*Dataset entries on figures*:

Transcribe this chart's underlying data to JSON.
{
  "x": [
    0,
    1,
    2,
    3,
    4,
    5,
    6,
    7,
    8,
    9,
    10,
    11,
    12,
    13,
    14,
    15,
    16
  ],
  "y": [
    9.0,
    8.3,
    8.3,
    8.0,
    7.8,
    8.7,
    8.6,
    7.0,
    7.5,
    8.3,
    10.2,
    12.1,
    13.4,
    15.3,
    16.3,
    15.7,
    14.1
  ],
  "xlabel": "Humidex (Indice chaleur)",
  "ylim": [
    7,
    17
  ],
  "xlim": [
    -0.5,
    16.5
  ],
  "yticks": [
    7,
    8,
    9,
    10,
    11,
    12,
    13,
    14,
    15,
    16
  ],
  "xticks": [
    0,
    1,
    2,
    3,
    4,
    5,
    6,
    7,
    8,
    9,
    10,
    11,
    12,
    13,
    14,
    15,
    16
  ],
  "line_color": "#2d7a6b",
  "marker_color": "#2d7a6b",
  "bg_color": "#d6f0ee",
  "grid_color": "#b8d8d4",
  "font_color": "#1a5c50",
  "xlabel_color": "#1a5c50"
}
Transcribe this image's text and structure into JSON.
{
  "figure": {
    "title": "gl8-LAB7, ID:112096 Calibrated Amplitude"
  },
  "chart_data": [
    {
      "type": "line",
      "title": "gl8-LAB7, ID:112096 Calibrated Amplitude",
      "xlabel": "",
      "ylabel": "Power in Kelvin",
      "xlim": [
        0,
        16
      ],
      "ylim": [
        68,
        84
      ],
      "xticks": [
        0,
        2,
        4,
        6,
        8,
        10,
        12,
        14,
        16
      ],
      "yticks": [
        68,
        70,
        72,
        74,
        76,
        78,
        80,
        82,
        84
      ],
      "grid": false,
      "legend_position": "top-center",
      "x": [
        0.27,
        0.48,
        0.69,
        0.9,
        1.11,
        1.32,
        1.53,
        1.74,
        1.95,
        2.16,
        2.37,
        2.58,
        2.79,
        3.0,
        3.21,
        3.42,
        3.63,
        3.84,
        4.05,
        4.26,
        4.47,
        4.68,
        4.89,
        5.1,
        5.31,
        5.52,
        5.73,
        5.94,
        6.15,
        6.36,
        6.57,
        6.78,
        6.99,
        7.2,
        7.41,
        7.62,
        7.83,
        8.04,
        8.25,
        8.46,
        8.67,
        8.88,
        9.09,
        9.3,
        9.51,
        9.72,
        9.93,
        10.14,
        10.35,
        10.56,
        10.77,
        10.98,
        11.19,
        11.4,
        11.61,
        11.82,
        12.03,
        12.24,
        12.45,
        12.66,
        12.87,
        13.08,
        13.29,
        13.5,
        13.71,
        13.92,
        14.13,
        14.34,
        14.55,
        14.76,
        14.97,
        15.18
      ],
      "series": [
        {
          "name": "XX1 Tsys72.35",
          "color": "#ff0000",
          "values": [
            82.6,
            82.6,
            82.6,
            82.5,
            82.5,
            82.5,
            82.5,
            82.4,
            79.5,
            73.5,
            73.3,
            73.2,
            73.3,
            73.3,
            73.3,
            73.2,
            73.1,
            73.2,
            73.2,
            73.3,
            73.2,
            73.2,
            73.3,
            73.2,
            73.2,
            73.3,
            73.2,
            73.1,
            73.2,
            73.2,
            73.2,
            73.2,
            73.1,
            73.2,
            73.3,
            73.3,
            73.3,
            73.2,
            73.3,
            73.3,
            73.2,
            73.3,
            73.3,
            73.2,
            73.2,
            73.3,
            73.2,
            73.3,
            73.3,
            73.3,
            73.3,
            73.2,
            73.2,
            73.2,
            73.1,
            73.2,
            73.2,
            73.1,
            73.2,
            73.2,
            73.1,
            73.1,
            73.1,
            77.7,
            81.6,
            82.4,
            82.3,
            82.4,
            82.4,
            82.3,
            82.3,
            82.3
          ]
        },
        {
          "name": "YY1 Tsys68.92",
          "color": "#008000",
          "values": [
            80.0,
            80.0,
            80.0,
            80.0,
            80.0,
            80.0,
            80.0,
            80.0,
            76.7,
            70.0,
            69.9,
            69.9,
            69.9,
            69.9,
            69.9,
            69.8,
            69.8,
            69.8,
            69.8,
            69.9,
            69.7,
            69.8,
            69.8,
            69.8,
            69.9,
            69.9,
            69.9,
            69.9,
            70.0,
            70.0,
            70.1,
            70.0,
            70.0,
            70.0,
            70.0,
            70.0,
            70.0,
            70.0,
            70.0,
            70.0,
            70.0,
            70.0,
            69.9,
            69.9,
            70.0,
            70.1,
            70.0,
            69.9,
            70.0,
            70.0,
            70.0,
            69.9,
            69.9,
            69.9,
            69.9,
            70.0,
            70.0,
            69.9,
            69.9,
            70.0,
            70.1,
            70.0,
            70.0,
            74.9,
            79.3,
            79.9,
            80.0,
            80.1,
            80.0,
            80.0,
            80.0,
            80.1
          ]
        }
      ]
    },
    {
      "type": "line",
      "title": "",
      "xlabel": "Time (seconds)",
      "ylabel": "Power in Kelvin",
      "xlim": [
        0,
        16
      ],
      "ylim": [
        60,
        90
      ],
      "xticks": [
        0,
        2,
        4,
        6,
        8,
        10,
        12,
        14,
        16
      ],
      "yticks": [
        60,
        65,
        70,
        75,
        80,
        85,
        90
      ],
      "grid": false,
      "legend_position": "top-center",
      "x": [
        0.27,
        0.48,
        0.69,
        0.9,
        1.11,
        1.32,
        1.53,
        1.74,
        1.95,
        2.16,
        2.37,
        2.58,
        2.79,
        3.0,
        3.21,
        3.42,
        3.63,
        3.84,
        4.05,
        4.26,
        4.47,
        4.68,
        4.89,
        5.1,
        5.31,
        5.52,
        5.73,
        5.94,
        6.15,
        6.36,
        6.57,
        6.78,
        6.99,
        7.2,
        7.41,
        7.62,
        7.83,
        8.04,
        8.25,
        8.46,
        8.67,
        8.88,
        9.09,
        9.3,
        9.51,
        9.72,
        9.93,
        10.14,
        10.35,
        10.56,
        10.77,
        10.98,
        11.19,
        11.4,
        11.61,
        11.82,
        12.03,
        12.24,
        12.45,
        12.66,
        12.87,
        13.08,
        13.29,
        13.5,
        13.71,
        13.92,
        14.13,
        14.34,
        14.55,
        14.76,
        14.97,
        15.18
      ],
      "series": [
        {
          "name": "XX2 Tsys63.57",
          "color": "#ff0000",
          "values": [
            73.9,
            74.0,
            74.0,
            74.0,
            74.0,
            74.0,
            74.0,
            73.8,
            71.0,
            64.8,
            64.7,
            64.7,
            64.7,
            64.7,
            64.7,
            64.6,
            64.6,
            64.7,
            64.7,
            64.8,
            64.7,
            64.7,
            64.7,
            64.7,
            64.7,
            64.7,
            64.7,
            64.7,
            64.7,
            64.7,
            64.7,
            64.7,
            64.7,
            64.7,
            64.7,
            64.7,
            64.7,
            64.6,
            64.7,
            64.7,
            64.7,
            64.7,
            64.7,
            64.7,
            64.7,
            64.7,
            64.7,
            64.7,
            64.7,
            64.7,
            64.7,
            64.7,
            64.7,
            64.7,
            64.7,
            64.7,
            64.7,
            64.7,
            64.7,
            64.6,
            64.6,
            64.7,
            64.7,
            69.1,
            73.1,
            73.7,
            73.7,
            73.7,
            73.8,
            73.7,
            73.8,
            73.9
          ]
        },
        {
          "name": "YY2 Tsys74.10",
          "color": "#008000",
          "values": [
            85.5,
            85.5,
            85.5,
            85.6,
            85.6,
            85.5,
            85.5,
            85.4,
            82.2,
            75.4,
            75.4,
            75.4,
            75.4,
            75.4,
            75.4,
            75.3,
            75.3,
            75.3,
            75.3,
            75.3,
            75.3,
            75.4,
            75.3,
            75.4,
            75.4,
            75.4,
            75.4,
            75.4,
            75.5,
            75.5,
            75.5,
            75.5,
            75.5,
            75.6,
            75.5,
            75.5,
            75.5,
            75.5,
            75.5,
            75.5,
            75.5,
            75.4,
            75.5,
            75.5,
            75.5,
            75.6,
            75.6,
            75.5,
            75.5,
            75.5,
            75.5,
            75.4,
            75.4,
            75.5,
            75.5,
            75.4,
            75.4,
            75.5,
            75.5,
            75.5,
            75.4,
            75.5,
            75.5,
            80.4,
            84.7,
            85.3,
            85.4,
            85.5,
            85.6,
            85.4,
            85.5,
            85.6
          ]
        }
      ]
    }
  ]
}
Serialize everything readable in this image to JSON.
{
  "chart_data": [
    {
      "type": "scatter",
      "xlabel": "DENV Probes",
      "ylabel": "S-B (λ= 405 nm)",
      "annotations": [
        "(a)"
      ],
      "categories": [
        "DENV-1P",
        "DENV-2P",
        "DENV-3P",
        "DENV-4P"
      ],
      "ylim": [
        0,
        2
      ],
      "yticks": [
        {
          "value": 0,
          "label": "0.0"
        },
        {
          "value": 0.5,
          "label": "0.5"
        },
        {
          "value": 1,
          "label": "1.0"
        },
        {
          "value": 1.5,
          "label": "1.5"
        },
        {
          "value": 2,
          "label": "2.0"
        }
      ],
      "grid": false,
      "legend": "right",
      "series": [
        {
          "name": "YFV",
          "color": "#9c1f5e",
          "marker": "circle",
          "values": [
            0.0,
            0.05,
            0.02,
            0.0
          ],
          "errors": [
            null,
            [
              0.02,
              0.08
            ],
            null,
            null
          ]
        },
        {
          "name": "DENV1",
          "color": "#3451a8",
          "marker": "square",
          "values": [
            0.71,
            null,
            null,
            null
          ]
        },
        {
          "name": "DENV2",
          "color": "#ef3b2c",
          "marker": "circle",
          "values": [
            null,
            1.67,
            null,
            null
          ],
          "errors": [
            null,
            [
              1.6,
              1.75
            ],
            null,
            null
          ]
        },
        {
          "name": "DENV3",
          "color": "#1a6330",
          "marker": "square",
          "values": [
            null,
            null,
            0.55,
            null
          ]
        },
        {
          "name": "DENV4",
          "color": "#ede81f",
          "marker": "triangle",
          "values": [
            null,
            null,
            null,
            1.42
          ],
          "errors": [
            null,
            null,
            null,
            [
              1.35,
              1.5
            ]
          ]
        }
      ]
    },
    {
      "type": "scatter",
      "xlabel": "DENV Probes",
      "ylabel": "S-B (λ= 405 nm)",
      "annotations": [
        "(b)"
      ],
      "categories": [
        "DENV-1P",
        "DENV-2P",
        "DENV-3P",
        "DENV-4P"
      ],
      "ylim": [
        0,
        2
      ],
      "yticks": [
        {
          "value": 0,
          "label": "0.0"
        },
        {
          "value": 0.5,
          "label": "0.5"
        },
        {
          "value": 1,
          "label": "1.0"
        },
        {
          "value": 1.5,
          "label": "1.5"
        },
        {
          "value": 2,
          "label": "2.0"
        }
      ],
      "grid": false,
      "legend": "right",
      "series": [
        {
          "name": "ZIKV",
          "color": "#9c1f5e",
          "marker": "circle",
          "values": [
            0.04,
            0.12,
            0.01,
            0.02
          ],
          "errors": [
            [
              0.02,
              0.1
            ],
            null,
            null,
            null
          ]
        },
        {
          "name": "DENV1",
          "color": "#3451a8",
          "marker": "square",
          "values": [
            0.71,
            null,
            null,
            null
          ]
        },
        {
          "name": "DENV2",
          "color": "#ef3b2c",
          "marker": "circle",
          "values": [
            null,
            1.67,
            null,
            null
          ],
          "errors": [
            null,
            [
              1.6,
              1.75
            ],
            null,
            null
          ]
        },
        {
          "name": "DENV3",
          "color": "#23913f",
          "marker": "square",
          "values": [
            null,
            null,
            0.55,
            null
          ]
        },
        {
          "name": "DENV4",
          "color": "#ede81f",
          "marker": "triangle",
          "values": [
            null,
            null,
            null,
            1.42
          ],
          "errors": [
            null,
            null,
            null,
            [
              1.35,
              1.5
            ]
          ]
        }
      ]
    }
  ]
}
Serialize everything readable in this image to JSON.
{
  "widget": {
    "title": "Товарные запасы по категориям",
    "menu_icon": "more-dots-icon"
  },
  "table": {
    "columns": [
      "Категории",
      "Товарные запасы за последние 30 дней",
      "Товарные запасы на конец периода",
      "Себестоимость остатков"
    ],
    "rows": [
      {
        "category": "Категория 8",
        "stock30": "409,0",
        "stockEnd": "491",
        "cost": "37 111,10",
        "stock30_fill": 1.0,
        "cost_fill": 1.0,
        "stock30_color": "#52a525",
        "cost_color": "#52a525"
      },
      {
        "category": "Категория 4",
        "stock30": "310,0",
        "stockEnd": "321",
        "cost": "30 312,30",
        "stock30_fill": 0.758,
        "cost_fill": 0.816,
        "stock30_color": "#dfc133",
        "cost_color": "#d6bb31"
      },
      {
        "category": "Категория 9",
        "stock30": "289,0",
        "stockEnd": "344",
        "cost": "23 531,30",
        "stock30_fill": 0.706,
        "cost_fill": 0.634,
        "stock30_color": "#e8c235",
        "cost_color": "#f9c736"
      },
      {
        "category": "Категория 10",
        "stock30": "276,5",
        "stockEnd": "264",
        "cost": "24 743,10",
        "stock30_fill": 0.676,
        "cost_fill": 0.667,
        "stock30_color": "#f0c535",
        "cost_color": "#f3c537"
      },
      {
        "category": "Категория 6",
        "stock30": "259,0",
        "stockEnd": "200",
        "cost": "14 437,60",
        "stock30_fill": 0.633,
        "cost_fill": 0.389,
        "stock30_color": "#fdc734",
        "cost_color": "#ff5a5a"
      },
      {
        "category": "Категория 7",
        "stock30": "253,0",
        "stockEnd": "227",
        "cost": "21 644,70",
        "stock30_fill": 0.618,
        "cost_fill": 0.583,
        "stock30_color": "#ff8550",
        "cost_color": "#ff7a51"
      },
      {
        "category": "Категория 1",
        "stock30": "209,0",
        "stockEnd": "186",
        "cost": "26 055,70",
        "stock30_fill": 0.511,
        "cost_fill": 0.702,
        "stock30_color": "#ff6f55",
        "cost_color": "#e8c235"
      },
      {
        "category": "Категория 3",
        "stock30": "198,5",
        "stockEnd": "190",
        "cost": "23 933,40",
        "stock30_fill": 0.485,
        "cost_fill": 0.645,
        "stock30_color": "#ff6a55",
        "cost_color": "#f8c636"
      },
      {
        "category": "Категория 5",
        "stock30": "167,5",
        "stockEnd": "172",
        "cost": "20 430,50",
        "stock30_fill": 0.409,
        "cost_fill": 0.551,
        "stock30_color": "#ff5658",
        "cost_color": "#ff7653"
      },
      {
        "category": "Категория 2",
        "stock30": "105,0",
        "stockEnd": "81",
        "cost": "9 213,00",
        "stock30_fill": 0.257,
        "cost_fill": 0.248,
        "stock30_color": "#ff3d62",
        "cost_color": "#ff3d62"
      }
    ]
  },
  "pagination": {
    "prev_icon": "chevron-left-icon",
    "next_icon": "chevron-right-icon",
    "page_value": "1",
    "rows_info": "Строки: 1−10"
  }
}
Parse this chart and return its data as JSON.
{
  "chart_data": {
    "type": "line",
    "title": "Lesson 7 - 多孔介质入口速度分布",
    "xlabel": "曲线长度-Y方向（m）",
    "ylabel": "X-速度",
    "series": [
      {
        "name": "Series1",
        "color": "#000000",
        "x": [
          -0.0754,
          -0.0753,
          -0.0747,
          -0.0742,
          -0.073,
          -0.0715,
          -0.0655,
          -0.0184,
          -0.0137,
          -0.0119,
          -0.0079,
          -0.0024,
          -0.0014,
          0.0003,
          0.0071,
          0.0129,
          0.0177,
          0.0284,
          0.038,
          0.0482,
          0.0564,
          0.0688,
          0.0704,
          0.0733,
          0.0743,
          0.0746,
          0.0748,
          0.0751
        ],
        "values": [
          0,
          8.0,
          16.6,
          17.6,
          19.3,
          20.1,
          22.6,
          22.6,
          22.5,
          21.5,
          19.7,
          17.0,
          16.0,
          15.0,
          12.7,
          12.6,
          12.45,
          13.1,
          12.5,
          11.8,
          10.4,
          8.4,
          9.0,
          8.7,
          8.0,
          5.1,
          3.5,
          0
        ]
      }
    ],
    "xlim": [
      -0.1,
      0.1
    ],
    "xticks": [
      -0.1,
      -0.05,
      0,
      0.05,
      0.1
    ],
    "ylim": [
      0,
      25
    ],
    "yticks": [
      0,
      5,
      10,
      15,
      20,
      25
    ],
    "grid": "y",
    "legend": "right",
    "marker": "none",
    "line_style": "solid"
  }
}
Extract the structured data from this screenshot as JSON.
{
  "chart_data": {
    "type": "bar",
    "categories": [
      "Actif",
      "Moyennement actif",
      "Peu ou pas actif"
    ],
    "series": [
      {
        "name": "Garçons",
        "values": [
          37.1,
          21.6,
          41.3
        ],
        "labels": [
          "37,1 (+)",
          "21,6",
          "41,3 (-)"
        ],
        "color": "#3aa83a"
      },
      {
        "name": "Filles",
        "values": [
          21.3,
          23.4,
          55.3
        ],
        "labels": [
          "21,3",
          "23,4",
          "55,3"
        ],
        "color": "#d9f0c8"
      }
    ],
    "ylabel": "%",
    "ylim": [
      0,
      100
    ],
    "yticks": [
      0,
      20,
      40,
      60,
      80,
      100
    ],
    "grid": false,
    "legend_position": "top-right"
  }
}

*Objective*: Gather up the lines containing the word "Товарные" from these records and copy them.

*Result of this task*:
    "title": "Товарные запасы по категориям",
      "Товарные запасы за последние 30 дней",
      "Товарные запасы на конец периода",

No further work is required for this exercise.